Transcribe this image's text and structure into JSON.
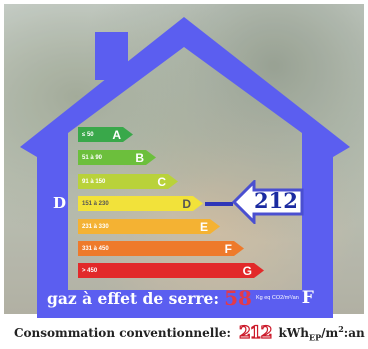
{
  "colors": {
    "house": "#5b5ef0",
    "value_arrow": "#ffffff",
    "value_arrow_border": "#4a4fd0",
    "ges_value": "#e43a4a",
    "footer_value": "#cc1a2a"
  },
  "scale": [
    {
      "range": "≤ 50",
      "letter": "A",
      "color": "#39a84a"
    },
    {
      "range": "51 à 90",
      "letter": "B",
      "color": "#6cbf3c"
    },
    {
      "range": "91 à 150",
      "letter": "C",
      "color": "#b9d23a"
    },
    {
      "range": "151 à 230",
      "letter": "D",
      "color": "#f2e23a"
    },
    {
      "range": "231 à 330",
      "letter": "E",
      "color": "#f4b233"
    },
    {
      "range": "331 à 450",
      "letter": "F",
      "color": "#ee7a2b"
    },
    {
      "range": "> 450",
      "letter": "G",
      "color": "#e2292a"
    }
  ],
  "rating": {
    "class_letter": "D",
    "value": "212"
  },
  "ges": {
    "label": "gaz à effet de serre:",
    "value": "58",
    "unit": "Kg eq CO2/m²/an",
    "letter": "F"
  },
  "footer": {
    "label": "Consommation conventionnelle:",
    "value": "212",
    "unit_main": "kWh",
    "unit_sub": "EP",
    "unit_tail": "/m",
    "unit_sup": "2",
    "unit_end": ":an"
  }
}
________________________
Of the lines in the listing, how many hold the word "range"? Nothing but the number is needed.

# Correct result
7